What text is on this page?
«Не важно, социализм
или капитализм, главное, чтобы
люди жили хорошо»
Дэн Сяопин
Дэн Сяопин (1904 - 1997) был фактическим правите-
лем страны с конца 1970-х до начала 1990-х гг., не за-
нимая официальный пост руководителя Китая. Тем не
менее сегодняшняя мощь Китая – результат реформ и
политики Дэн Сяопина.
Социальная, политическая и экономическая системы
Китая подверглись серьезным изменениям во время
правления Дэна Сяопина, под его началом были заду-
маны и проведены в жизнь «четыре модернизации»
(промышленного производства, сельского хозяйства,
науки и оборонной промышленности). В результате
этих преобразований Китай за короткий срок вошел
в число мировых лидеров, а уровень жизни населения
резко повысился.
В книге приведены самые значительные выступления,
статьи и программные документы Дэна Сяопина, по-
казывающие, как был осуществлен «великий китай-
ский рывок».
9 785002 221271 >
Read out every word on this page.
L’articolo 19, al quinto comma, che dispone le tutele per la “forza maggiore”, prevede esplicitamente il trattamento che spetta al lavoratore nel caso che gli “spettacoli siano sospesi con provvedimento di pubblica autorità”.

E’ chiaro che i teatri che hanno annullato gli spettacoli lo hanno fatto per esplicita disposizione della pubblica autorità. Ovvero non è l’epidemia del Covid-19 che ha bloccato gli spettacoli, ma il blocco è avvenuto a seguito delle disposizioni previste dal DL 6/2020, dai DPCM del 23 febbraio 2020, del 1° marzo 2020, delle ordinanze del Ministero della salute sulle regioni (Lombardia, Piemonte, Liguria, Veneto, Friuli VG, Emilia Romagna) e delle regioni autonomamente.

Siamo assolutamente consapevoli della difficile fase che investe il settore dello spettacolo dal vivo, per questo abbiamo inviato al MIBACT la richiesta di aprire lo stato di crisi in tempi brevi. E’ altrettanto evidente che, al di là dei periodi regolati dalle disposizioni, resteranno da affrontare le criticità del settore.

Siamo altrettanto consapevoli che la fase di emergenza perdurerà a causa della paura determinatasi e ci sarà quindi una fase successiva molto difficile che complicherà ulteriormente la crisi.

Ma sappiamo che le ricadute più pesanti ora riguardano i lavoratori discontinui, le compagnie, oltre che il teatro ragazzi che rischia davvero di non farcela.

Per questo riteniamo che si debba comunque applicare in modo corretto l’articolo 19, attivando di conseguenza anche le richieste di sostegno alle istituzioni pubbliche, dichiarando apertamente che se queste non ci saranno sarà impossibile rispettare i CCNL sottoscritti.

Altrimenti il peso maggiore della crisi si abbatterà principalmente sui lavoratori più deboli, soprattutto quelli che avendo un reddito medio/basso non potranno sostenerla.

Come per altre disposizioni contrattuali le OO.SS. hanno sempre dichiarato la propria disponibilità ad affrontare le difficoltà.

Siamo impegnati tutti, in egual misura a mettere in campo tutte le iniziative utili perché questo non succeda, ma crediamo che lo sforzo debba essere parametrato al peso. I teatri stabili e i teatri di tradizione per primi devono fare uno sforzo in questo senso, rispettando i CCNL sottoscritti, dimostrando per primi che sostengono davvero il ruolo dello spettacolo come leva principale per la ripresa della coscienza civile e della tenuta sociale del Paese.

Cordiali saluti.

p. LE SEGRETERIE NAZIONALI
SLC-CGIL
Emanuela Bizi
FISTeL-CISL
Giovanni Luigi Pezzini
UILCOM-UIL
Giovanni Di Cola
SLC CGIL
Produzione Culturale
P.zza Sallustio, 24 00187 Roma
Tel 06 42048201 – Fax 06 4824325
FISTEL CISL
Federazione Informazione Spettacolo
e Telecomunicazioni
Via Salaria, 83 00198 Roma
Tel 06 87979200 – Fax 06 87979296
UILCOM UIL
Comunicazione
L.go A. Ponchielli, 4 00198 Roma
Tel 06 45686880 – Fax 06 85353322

■ **Stated task**: Return the whole listing exactly.

■ **Full response**:
What text is on this page?
«Не важно, социализм
или капитализм, главное, чтобы
люди жили хорошо»
Дэн Сяопин
Дэн Сяопин (1904 - 1997) был фактическим правите-
лем страны с конца 1970-х до начала 1990-х гг., не за-
нимая официальный пост руководителя Китая. Тем не
менее сегодняшняя мощь Китая – результат реформ и
политики Дэн Сяопина.
Социальная, политическая и экономическая системы
Китая подверглись серьезным изменениям во время
правления Дэна Сяопина, под его началом были заду-
маны и проведены в жизнь «четыре модернизации»
(промышленного производства, сельского хозяйства,
науки и оборонной промышленности). В результате
этих преобразований Китай за короткий срок вошел
в число мировых лидеров, а уровень жизни населения
резко повысился.
В книге приведены самые значительные выступления,
статьи и программные документы Дэна Сяопина, по-
казывающие, как был осуществлен «великий китай-
ский рывок».
9 785002 221271 >
Read out every word on this page.
L’articolo 19, al quinto comma, che dispone le tutele per la “forza maggiore”, prevede esplicitamente il trattamento che spetta al lavoratore nel caso che gli “spettacoli siano sospesi con provvedimento di pubblica autorità”.

E’ chiaro che i teatri che hanno annullato gli spettacoli lo hanno fatto per esplicita disposizione della pubblica autorità. Ovvero non è l’epidemia del Covid-19 che ha bloccato gli spettacoli, ma il blocco è avvenuto a seguito delle disposizioni previste dal DL 6/2020, dai DPCM del 23 febbraio 2020, del 1° marzo 2020, delle ordinanze del Ministero della salute sulle regioni (Lombardia, Piemonte, Liguria, Veneto, Friuli VG, Emilia Romagna) e delle regioni autonomamente.

Siamo assolutamente consapevoli della difficile fase che investe il settore dello spettacolo dal vivo, per questo abbiamo inviato al MIBACT la richiesta di aprire lo stato di crisi in tempi brevi. E’ altrettanto evidente che, al di là dei periodi regolati dalle disposizioni, resteranno da affrontare le criticità del settore.

Siamo altrettanto consapevoli che la fase di emergenza perdurerà a causa della paura determinatasi e ci sarà quindi una fase successiva molto difficile che complicherà ulteriormente la crisi.

Ma sappiamo che le ricadute più pesanti ora riguardano i lavoratori discontinui, le compagnie, oltre che il teatro ragazzi che rischia davvero di non farcela.

Per questo riteniamo che si debba comunque applicare in modo corretto l’articolo 19, attivando di conseguenza anche le richieste di sostegno alle istituzioni pubbliche, dichiarando apertamente che se queste non ci saranno sarà impossibile rispettare i CCNL sottoscritti.

Altrimenti il peso maggiore della crisi si abbatterà principalmente sui lavoratori più deboli, soprattutto quelli che avendo un reddito medio/basso non potranno sostenerla.

Come per altre disposizioni contrattuali le OO.SS. hanno sempre dichiarato la propria disponibilità ad affrontare le difficoltà.

Siamo impegnati tutti, in egual misura a mettere in campo tutte le iniziative utili perché questo non succeda, ma crediamo che lo sforzo debba essere parametrato al peso. I teatri stabili e i teatri di tradizione per primi devono fare uno sforzo in questo senso, rispettando i CCNL sottoscritti, dimostrando per primi che sostengono davvero il ruolo dello spettacolo come leva principale per la ripresa della coscienza civile e della tenuta sociale del Paese.

Cordiali saluti.

p. LE SEGRETERIE NAZIONALI
SLC-CGIL
Emanuela Bizi
FISTeL-CISL
Giovanni Luigi Pezzini
UILCOM-UIL
Giovanni Di Cola
SLC CGIL
Produzione Culturale
P.zza Sallustio, 24 00187 Roma
Tel 06 42048201 – Fax 06 4824325
FISTEL CISL
Federazione Informazione Spettacolo
e Telecomunicazioni
Via Salaria, 83 00198 Roma
Tel 06 87979200 – Fax 06 87979296
UILCOM UIL
Comunicazione
L.go A. Ponchielli, 4 00198 Roma
Tel 06 45686880 – Fax 06 85353322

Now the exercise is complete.